Records from a dataset

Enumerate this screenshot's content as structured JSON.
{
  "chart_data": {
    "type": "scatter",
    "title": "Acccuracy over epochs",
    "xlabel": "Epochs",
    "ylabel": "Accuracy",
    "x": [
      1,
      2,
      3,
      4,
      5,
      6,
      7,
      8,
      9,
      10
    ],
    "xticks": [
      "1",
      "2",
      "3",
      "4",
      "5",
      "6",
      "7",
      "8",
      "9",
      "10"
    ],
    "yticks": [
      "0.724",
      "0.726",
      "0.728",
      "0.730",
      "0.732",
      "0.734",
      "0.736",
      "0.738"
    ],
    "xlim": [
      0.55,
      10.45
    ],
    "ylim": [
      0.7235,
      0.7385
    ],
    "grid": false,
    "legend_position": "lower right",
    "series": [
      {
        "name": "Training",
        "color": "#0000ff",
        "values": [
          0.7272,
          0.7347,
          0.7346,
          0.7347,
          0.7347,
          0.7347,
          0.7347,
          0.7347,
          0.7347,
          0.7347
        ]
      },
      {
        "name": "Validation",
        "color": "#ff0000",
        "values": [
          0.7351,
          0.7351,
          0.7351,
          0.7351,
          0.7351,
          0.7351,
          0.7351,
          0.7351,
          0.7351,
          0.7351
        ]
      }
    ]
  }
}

WHAT TO DO: Each entry above is to be set down again in exactly the same words.

RESPONSE TO THE TASK:
Enumerate this screenshot's content as structured JSON.
{
  "chart_data": {
    "type": "scatter",
    "title": "Acccuracy over epochs",
    "xlabel": "Epochs",
    "ylabel": "Accuracy",
    "x": [
      1,
      2,
      3,
      4,
      5,
      6,
      7,
      8,
      9,
      10
    ],
    "xticks": [
      "1",
      "2",
      "3",
      "4",
      "5",
      "6",
      "7",
      "8",
      "9",
      "10"
    ],
    "yticks": [
      "0.724",
      "0.726",
      "0.728",
      "0.730",
      "0.732",
      "0.734",
      "0.736",
      "0.738"
    ],
    "xlim": [
      0.55,
      10.45
    ],
    "ylim": [
      0.7235,
      0.7385
    ],
    "grid": false,
    "legend_position": "lower right",
    "series": [
      {
        "name": "Training",
        "color": "#0000ff",
        "values": [
          0.7272,
          0.7347,
          0.7346,
          0.7347,
          0.7347,
          0.7347,
          0.7347,
          0.7347,
          0.7347,
          0.7347
        ]
      },
      {
        "name": "Validation",
        "color": "#ff0000",
        "values": [
          0.7351,
          0.7351,
          0.7351,
          0.7351,
          0.7351,
          0.7351,
          0.7351,
          0.7351,
          0.7351,
          0.7351
        ]
      }
    ]
  }
}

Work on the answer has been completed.